* Your goal
Would you transcribe the whole listing exactly, minus its pictures?
* * *
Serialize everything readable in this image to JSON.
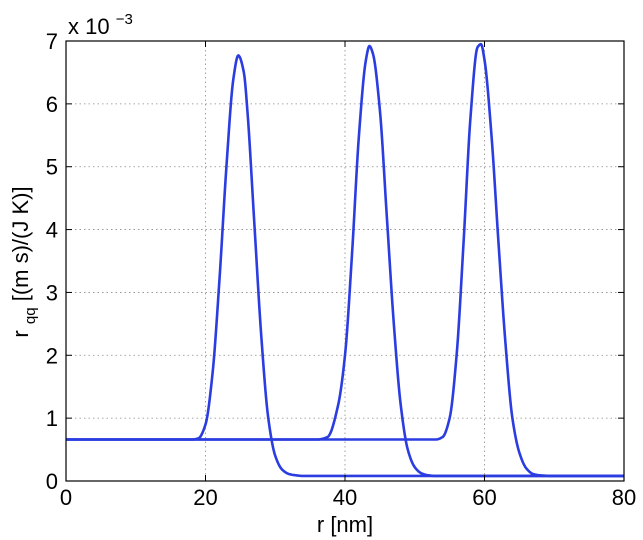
{
  "chart_data": {
    "type": "line",
    "title": "",
    "xlabel": "r  [nm]",
    "ylabel": {
      "main": "r",
      "sub": "qq",
      "units": "  [(m s)/(J K)]"
    },
    "y_multiplier": {
      "prefix": "x 10",
      "exponent": "−3"
    },
    "xlim": [
      0,
      80
    ],
    "ylim": [
      0,
      7
    ],
    "x_ticks": [
      0,
      20,
      40,
      60,
      80
    ],
    "y_ticks": [
      0,
      1,
      2,
      3,
      4,
      5,
      6,
      7
    ],
    "grid": true,
    "grid_style": "dotted",
    "legend": "none",
    "line_color": "#2b3de0",
    "series": [
      {
        "x": [
          0,
          18,
          19,
          20,
          21,
          22,
          23,
          24,
          24.7,
          25.5,
          26,
          27,
          28,
          29,
          30,
          31,
          32,
          33,
          34,
          35,
          40,
          50,
          60,
          70,
          80
        ],
        "values": [
          0.66,
          0.66,
          0.68,
          0.9,
          1.7,
          3.2,
          5.0,
          6.4,
          6.77,
          6.5,
          5.9,
          4.1,
          2.3,
          1.0,
          0.4,
          0.18,
          0.11,
          0.09,
          0.08,
          0.08,
          0.08,
          0.08,
          0.08,
          0.08,
          0.08
        ]
      },
      {
        "x": [
          0,
          36,
          37.5,
          39,
          40,
          41,
          42,
          43,
          43.5,
          44,
          45,
          46,
          47,
          48,
          49,
          50,
          51,
          52,
          53,
          55,
          60,
          70,
          80
        ],
        "values": [
          0.66,
          0.66,
          0.7,
          1.2,
          2.0,
          3.6,
          5.5,
          6.7,
          6.92,
          6.8,
          5.9,
          4.2,
          2.5,
          1.2,
          0.5,
          0.22,
          0.12,
          0.09,
          0.08,
          0.08,
          0.08,
          0.08,
          0.08
        ]
      },
      {
        "x": [
          0,
          50,
          53,
          54,
          55,
          56,
          57,
          58,
          59,
          59.5,
          60,
          61,
          62,
          63,
          64,
          65,
          66,
          67,
          68,
          70,
          80
        ],
        "values": [
          0.66,
          0.66,
          0.66,
          0.7,
          1.0,
          2.0,
          3.8,
          5.8,
          6.9,
          6.95,
          6.7,
          5.5,
          3.8,
          2.2,
          1.0,
          0.45,
          0.2,
          0.11,
          0.09,
          0.08,
          0.08
        ]
      }
    ]
  }
}
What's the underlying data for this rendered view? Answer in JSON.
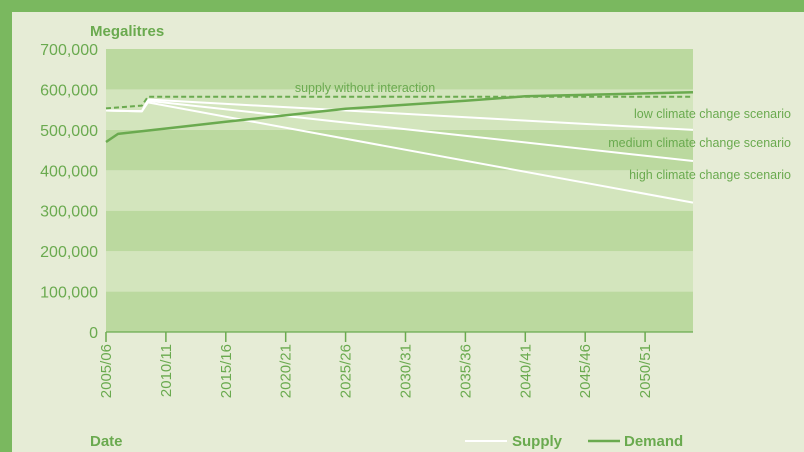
{
  "chart_data": {
    "type": "line",
    "ylabel": "Megalitres",
    "xlabel": "Date",
    "ylim": [
      0,
      700000
    ],
    "yticks": [
      0,
      100000,
      200000,
      300000,
      400000,
      500000,
      600000,
      700000
    ],
    "ytick_labels": [
      "0",
      "100,000",
      "200,000",
      "300,000",
      "400,000",
      "500,000",
      "600,000",
      "700,000"
    ],
    "x_categories": [
      "2005/06",
      "2010/11",
      "2015/16",
      "2020/21",
      "2025/26",
      "2030/31",
      "2035/36",
      "2040/41",
      "2045/46",
      "2050/51"
    ],
    "x_range_years": [
      2005,
      2054
    ],
    "grid": "alternating horizontal bands",
    "legend": {
      "placement": "bottom-right",
      "supply_label": "Supply",
      "demand_label": "Demand"
    },
    "series": [
      {
        "kind": "demand",
        "style": "solid",
        "color": "#6aaa4f",
        "points": [
          [
            2005,
            470000
          ],
          [
            2006,
            490000
          ],
          [
            2009,
            500000
          ],
          [
            2015,
            520000
          ],
          [
            2025,
            552000
          ],
          [
            2035,
            572000
          ],
          [
            2040,
            583000
          ],
          [
            2054,
            593000
          ]
        ]
      },
      {
        "kind": "supply",
        "name": "supply without interaction",
        "style": "dashed",
        "color": "#6aaa4f",
        "points": [
          [
            2005,
            553000
          ],
          [
            2008,
            560000
          ],
          [
            2008.5,
            582000
          ],
          [
            2054,
            582000
          ]
        ]
      },
      {
        "kind": "supply",
        "name": "low climate change scenario",
        "style": "solid",
        "color": "#ffffff",
        "points": [
          [
            2005,
            548000
          ],
          [
            2008,
            546000
          ],
          [
            2008.5,
            575000
          ],
          [
            2054,
            500000
          ]
        ]
      },
      {
        "kind": "supply",
        "name": "medium climate change scenario",
        "style": "solid",
        "color": "#ffffff",
        "points": [
          [
            2005,
            548000
          ],
          [
            2008,
            546000
          ],
          [
            2008.5,
            572000
          ],
          [
            2054,
            423000
          ]
        ]
      },
      {
        "kind": "supply",
        "name": "high climate change scenario",
        "style": "solid",
        "color": "#ffffff",
        "points": [
          [
            2005,
            548000
          ],
          [
            2008,
            546000
          ],
          [
            2008.5,
            568000
          ],
          [
            2054,
            320000
          ]
        ]
      }
    ],
    "annotations": [
      {
        "text": "supply without interaction"
      },
      {
        "text": "low climate change scenario"
      },
      {
        "text": "medium climate change scenario"
      },
      {
        "text": "high climate change scenario"
      }
    ],
    "colors": {
      "band_dark": "#bbd99f",
      "band_light": "#d3e5bd",
      "accent": "#6aaa4f",
      "supply_line": "#ffffff"
    }
  }
}
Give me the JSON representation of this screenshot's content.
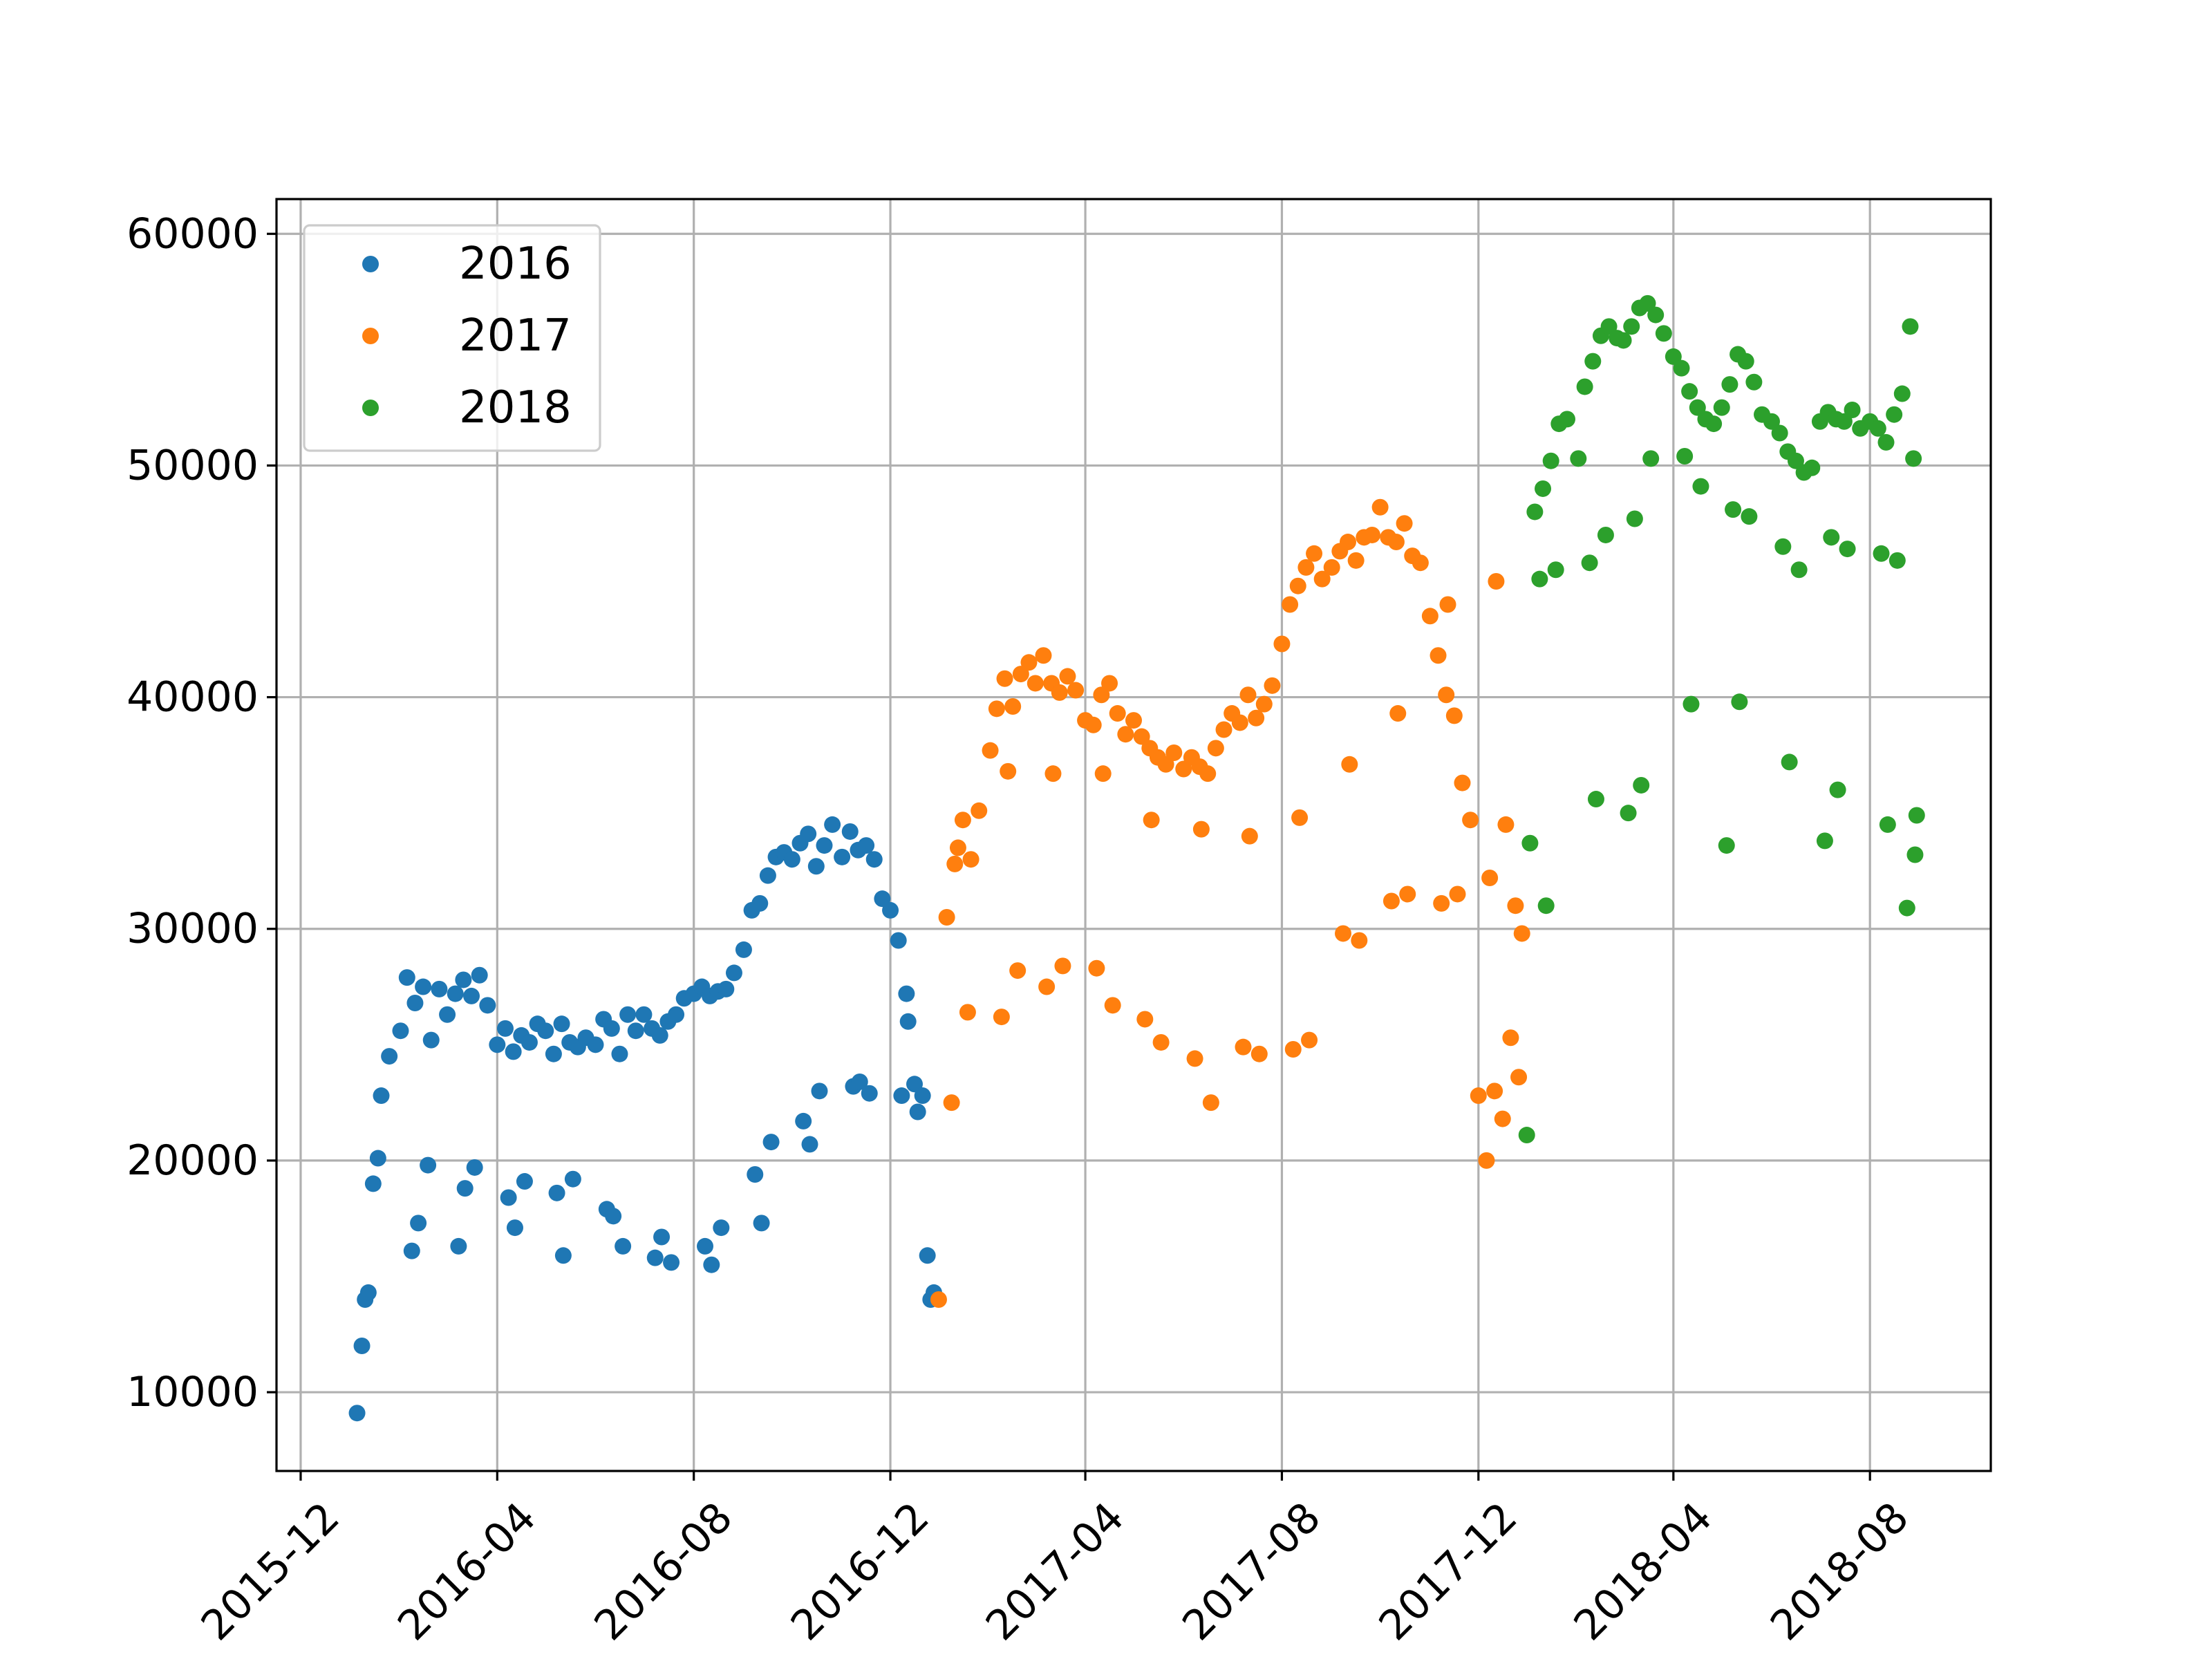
* * *
* Task solution
Serialize everything readable in this image to JSON.
{
  "chart_data": {
    "type": "line",
    "title": "",
    "xlabel": "r  [nm]",
    "ylabel": {
      "main": "r",
      "sub": "qq",
      "units": "  [(m s)/(J K)]"
    },
    "y_multiplier": {
      "prefix": "x 10",
      "exponent": "−3"
    },
    "xlim": [
      0,
      80
    ],
    "ylim": [
      0,
      7
    ],
    "x_ticks": [
      0,
      20,
      40,
      60,
      80
    ],
    "y_ticks": [
      0,
      1,
      2,
      3,
      4,
      5,
      6,
      7
    ],
    "grid": true,
    "grid_style": "dotted",
    "legend": "none",
    "line_color": "#2b3de0",
    "series": [
      {
        "x": [
          0,
          18,
          19,
          20,
          21,
          22,
          23,
          24,
          24.7,
          25.5,
          26,
          27,
          28,
          29,
          30,
          31,
          32,
          33,
          34,
          35,
          40,
          50,
          60,
          70,
          80
        ],
        "values": [
          0.66,
          0.66,
          0.68,
          0.9,
          1.7,
          3.2,
          5.0,
          6.4,
          6.77,
          6.5,
          5.9,
          4.1,
          2.3,
          1.0,
          0.4,
          0.18,
          0.11,
          0.09,
          0.08,
          0.08,
          0.08,
          0.08,
          0.08,
          0.08,
          0.08
        ]
      },
      {
        "x": [
          0,
          36,
          37.5,
          39,
          40,
          41,
          42,
          43,
          43.5,
          44,
          45,
          46,
          47,
          48,
          49,
          50,
          51,
          52,
          53,
          55,
          60,
          70,
          80
        ],
        "values": [
          0.66,
          0.66,
          0.7,
          1.2,
          2.0,
          3.6,
          5.5,
          6.7,
          6.92,
          6.8,
          5.9,
          4.2,
          2.5,
          1.2,
          0.5,
          0.22,
          0.12,
          0.09,
          0.08,
          0.08,
          0.08,
          0.08,
          0.08
        ]
      },
      {
        "x": [
          0,
          50,
          53,
          54,
          55,
          56,
          57,
          58,
          59,
          59.5,
          60,
          61,
          62,
          63,
          64,
          65,
          66,
          67,
          68,
          70,
          80
        ],
        "values": [
          0.66,
          0.66,
          0.66,
          0.7,
          1.0,
          2.0,
          3.8,
          5.8,
          6.9,
          6.95,
          6.7,
          5.5,
          3.8,
          2.2,
          1.0,
          0.45,
          0.2,
          0.11,
          0.09,
          0.08,
          0.08
        ]
      }
    ]
  }
}
What's the underlying data for this rendered view? Answer in JSON.
{
  "chart_data": {
    "type": "line",
    "ylabel": "Megalitres",
    "xlabel": "Date",
    "ylim": [
      0,
      700000
    ],
    "yticks": [
      0,
      100000,
      200000,
      300000,
      400000,
      500000,
      600000,
      700000
    ],
    "ytick_labels": [
      "0",
      "100,000",
      "200,000",
      "300,000",
      "400,000",
      "500,000",
      "600,000",
      "700,000"
    ],
    "x_categories": [
      "2005/06",
      "2010/11",
      "2015/16",
      "2020/21",
      "2025/26",
      "2030/31",
      "2035/36",
      "2040/41",
      "2045/46",
      "2050/51"
    ],
    "x_range_years": [
      2005,
      2054
    ],
    "grid": "alternating horizontal bands",
    "legend": {
      "placement": "bottom-right",
      "supply_label": "Supply",
      "demand_label": "Demand"
    },
    "series": [
      {
        "kind": "demand",
        "style": "solid",
        "color": "#6aaa4f",
        "points": [
          [
            2005,
            470000
          ],
          [
            2006,
            490000
          ],
          [
            2009,
            500000
          ],
          [
            2015,
            520000
          ],
          [
            2025,
            552000
          ],
          [
            2035,
            572000
          ],
          [
            2040,
            583000
          ],
          [
            2054,
            593000
          ]
        ]
      },
      {
        "kind": "supply",
        "name": "supply without interaction",
        "style": "dashed",
        "color": "#6aaa4f",
        "points": [
          [
            2005,
            553000
          ],
          [
            2008,
            560000
          ],
          [
            2008.5,
            582000
          ],
          [
            2054,
            582000
          ]
        ]
      },
      {
        "kind": "supply",
        "name": "low climate change scenario",
        "style": "solid",
        "color": "#ffffff",
        "points": [
          [
            2005,
            548000
          ],
          [
            2008,
            546000
          ],
          [
            2008.5,
            575000
          ],
          [
            2054,
            500000
          ]
        ]
      },
      {
        "kind": "supply",
        "name": "medium climate change scenario",
        "style": "solid",
        "color": "#ffffff",
        "points": [
          [
            2005,
            548000
          ],
          [
            2008,
            546000
          ],
          [
            2008.5,
            572000
          ],
          [
            2054,
            423000
          ]
        ]
      },
      {
        "kind": "supply",
        "name": "high climate change scenario",
        "style": "solid",
        "color": "#ffffff",
        "points": [
          [
            2005,
            548000
          ],
          [
            2008,
            546000
          ],
          [
            2008.5,
            568000
          ],
          [
            2054,
            320000
          ]
        ]
      }
    ],
    "annotations": [
      {
        "text": "supply without interaction"
      },
      {
        "text": "low climate change scenario"
      },
      {
        "text": "medium climate change scenario"
      },
      {
        "text": "high climate change scenario"
      }
    ],
    "colors": {
      "band_dark": "#bbd99f",
      "band_light": "#d3e5bd",
      "accent": "#6aaa4f",
      "supply_line": "#ffffff"
    }
  }
}
Give me the JSON representation of this screenshot's content.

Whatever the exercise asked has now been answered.